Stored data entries
========================================================================

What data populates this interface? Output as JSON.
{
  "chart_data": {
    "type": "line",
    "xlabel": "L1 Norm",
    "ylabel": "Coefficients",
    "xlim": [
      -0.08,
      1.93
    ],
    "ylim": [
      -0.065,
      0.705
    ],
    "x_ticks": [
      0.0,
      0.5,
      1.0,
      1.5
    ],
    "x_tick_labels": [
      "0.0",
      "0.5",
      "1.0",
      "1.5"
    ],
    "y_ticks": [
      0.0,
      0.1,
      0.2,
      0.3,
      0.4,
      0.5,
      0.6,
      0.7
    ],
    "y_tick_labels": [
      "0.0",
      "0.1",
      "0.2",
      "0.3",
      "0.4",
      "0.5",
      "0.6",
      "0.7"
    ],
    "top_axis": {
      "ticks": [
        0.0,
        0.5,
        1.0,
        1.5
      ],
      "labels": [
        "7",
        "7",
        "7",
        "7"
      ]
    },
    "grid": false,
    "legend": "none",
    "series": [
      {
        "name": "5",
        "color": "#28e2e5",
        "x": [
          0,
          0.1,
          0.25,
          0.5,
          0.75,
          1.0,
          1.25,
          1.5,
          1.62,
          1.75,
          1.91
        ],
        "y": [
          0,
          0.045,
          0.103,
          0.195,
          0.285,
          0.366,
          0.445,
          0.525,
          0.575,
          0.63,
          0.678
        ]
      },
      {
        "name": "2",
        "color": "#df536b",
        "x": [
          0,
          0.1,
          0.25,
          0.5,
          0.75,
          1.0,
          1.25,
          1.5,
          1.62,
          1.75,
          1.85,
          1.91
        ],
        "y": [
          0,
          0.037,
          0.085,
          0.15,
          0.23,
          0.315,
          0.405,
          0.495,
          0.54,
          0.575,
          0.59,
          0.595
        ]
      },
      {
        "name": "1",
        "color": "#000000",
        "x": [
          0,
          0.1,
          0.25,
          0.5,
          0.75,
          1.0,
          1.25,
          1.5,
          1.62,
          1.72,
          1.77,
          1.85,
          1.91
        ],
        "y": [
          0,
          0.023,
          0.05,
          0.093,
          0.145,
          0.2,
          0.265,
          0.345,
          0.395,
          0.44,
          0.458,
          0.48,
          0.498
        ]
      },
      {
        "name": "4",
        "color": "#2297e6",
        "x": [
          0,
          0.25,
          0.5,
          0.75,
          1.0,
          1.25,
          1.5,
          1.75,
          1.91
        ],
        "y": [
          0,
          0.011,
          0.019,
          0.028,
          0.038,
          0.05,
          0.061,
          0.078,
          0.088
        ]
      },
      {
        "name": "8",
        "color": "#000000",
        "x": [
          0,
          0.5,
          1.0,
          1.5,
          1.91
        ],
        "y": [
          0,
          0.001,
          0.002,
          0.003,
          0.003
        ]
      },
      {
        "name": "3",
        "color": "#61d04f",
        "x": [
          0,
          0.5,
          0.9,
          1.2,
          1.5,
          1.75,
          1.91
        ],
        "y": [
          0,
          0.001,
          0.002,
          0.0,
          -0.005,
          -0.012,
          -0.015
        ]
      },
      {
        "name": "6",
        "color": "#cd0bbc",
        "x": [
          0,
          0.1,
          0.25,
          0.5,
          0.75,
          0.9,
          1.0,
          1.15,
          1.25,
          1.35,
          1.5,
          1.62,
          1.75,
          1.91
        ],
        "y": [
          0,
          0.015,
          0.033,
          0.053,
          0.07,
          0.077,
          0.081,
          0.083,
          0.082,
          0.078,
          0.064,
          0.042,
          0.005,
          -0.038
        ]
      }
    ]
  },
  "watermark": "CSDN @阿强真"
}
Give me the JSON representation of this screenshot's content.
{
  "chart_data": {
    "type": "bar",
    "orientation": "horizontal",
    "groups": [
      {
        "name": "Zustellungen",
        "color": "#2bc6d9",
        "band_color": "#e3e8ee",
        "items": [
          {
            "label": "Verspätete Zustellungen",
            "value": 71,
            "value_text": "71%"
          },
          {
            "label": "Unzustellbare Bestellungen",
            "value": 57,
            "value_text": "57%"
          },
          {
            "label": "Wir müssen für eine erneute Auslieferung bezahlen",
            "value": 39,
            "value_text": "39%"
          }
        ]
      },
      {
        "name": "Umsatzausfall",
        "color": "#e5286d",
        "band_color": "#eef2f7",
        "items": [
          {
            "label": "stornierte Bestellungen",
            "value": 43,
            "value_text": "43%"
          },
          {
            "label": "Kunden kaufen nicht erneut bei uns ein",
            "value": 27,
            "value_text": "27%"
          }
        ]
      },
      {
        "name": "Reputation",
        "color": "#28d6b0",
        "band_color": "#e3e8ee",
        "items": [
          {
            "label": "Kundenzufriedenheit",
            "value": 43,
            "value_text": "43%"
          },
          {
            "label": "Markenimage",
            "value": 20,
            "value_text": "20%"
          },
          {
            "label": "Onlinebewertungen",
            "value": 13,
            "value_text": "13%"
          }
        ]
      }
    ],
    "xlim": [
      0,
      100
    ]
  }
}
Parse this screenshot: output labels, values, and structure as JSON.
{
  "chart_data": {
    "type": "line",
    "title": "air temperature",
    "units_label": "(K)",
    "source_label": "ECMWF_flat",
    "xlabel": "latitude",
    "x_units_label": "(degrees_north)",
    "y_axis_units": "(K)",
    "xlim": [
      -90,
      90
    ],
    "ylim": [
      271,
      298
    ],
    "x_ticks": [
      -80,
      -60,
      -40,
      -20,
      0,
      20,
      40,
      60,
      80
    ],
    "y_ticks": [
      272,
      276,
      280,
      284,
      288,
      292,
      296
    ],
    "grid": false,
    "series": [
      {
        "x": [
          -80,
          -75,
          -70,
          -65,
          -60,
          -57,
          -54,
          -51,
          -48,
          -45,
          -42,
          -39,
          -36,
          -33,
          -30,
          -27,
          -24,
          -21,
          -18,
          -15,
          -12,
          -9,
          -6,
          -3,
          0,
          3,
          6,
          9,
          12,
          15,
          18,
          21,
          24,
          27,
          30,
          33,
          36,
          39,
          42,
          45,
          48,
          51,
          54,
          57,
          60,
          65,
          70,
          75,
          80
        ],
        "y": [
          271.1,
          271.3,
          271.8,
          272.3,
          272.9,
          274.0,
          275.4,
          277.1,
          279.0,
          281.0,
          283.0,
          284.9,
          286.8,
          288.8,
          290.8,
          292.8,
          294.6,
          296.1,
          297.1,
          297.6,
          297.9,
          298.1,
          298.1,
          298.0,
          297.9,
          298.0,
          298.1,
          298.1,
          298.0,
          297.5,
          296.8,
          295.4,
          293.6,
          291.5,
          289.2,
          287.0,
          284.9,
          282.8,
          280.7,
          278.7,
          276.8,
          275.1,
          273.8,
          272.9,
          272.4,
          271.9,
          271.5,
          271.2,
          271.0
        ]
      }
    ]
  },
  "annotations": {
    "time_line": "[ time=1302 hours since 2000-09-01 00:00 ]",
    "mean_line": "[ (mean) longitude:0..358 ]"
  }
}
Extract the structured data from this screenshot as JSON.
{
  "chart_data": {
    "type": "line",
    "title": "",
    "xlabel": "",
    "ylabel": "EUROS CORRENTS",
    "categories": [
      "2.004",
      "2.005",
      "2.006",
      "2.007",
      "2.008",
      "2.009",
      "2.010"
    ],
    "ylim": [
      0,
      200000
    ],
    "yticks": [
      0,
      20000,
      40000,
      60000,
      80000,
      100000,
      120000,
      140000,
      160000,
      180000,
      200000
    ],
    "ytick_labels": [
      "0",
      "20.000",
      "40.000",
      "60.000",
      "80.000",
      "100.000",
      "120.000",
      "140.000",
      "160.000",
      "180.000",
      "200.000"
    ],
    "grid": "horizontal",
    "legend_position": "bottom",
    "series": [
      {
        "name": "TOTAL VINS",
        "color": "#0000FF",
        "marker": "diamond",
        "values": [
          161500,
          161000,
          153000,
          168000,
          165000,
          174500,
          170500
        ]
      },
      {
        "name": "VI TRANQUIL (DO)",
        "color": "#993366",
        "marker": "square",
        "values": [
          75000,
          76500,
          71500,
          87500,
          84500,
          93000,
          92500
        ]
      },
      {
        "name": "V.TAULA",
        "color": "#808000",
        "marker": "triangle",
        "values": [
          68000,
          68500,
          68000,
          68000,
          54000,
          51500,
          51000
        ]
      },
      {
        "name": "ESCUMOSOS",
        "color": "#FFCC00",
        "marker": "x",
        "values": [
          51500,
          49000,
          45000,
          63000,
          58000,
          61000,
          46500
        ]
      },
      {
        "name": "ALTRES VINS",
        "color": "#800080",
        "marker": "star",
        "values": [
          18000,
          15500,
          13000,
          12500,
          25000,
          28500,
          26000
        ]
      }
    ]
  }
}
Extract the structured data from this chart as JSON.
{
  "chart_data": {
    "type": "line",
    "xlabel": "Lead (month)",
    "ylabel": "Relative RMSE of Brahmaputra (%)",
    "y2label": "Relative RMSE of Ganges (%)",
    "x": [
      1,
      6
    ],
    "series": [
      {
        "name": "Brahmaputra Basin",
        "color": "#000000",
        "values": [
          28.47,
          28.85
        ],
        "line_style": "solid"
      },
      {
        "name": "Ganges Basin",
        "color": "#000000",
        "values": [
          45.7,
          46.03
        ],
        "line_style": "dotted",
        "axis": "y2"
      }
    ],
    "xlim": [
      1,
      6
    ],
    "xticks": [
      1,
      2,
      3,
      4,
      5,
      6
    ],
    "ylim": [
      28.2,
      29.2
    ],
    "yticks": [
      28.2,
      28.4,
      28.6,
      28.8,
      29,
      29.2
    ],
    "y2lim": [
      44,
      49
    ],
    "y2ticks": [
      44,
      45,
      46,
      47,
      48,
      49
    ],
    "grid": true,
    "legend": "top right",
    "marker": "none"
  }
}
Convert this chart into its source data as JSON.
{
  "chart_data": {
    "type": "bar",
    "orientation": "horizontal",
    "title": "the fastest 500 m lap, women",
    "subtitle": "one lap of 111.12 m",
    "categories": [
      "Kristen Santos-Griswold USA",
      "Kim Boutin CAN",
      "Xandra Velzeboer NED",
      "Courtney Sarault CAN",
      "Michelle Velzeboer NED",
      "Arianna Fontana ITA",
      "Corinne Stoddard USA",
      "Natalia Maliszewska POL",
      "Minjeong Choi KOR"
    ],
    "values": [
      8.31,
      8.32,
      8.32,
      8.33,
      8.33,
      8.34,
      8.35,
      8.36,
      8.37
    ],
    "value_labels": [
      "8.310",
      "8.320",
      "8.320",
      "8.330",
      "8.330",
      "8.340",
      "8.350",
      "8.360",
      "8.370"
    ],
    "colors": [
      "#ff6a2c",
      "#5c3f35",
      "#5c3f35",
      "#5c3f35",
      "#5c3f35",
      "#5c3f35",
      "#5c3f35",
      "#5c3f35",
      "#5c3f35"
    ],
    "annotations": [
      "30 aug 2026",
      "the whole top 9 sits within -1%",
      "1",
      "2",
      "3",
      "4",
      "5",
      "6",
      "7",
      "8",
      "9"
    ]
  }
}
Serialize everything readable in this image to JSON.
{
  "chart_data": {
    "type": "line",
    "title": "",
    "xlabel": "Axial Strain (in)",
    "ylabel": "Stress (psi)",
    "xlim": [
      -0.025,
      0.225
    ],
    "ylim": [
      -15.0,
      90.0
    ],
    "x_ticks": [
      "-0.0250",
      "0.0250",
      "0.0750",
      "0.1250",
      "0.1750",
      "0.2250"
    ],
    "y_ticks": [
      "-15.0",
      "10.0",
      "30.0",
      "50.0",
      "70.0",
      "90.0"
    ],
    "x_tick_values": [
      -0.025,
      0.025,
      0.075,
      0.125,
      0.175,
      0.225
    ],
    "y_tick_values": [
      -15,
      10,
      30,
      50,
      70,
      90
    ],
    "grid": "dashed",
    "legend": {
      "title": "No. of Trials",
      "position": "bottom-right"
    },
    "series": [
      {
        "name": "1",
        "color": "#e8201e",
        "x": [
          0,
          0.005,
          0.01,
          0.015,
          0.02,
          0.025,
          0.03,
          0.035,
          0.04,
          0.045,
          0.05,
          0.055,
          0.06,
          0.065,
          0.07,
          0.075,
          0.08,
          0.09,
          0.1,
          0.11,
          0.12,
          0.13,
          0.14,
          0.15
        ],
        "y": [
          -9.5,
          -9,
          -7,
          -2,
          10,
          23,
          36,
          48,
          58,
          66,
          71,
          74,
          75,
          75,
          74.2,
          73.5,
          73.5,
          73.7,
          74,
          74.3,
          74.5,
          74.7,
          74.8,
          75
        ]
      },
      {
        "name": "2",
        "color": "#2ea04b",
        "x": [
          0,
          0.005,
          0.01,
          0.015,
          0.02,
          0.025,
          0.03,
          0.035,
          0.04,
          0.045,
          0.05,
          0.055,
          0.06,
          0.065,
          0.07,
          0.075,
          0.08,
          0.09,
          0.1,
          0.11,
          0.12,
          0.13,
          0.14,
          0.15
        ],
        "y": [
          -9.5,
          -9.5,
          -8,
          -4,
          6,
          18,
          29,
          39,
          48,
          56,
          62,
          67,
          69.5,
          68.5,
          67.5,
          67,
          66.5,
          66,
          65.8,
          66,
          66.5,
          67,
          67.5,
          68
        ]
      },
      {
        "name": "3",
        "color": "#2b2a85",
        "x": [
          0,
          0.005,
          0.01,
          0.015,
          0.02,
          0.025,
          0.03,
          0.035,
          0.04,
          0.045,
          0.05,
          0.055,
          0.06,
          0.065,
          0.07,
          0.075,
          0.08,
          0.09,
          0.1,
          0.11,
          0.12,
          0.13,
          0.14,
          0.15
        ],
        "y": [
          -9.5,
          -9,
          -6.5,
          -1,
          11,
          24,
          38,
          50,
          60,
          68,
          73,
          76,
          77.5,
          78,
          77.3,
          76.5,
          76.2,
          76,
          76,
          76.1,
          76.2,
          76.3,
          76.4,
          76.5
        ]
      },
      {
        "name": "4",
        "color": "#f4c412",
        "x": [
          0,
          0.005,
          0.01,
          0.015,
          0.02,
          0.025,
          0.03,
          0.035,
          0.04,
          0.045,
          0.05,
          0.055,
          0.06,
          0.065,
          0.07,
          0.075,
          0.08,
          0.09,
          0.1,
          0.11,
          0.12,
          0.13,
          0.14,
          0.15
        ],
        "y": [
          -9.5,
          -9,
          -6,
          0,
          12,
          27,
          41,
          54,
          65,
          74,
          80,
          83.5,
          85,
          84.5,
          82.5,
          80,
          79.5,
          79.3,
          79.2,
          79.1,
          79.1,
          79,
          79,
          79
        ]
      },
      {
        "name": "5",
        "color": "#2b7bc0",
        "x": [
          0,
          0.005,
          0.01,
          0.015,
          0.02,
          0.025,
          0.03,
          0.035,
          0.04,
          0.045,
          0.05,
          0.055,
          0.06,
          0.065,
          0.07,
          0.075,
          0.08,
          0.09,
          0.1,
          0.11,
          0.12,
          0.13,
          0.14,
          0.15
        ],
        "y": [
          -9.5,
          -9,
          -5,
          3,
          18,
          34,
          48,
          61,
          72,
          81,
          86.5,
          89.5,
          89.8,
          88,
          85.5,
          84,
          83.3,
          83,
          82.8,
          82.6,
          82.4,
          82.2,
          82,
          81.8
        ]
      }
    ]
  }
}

========================================================================

> [GOAL] Using the material above, gather every line that includes "this".

> [ANSWER IN FULL]
What data populates this interface? Output as JSON.
Give me the JSON representation of this screenshot's content.
Parse this screenshot: output labels, values, and structure as JSON.
Extract the structured data from this screenshot as JSON.
Extract the structured data from this chart as JSON.
Convert this chart into its source data as JSON.
Serialize everything readable in this image to JSON.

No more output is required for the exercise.